TASK DESCRIPTION: Write out every line of the material as it stands, apart from the pictures.

----

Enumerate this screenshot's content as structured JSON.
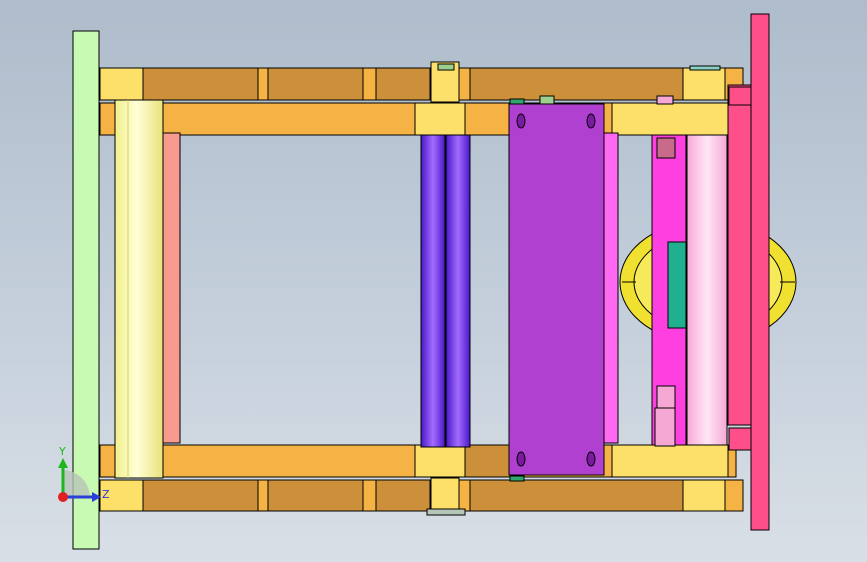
{
  "view": {
    "colors": {
      "background_top": "#aebccb",
      "background_bottom": "#d9dfe6",
      "fixed_plate": "#c8fab4",
      "moving_plate": "#ff4f8a",
      "rail_orange": "#f5b345",
      "rail_dark": "#cc8f3a",
      "guide_pillar": "#ffffaa",
      "purple_plate": "#b040d0",
      "blue_rod": "#7a2ff0",
      "magenta_plate": "#ff40e0",
      "yellow_disk": "#f0e030",
      "teal_block": "#20b090"
    }
  },
  "triad": {
    "y_label": "Y",
    "z_label": "Z"
  }
}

----

WRITTEN REPLY:
Enumerate this screenshot's content as structured JSON.
{
  "view": {
    "colors": {
      "background_top": "#aebccb",
      "background_bottom": "#d9dfe6",
      "fixed_plate": "#c8fab4",
      "moving_plate": "#ff4f8a",
      "rail_orange": "#f5b345",
      "rail_dark": "#cc8f3a",
      "guide_pillar": "#ffffaa",
      "purple_plate": "#b040d0",
      "blue_rod": "#7a2ff0",
      "magenta_plate": "#ff40e0",
      "yellow_disk": "#f0e030",
      "teal_block": "#20b090"
    }
  },
  "triad": {
    "y_label": "Y",
    "z_label": "Z"
  }
}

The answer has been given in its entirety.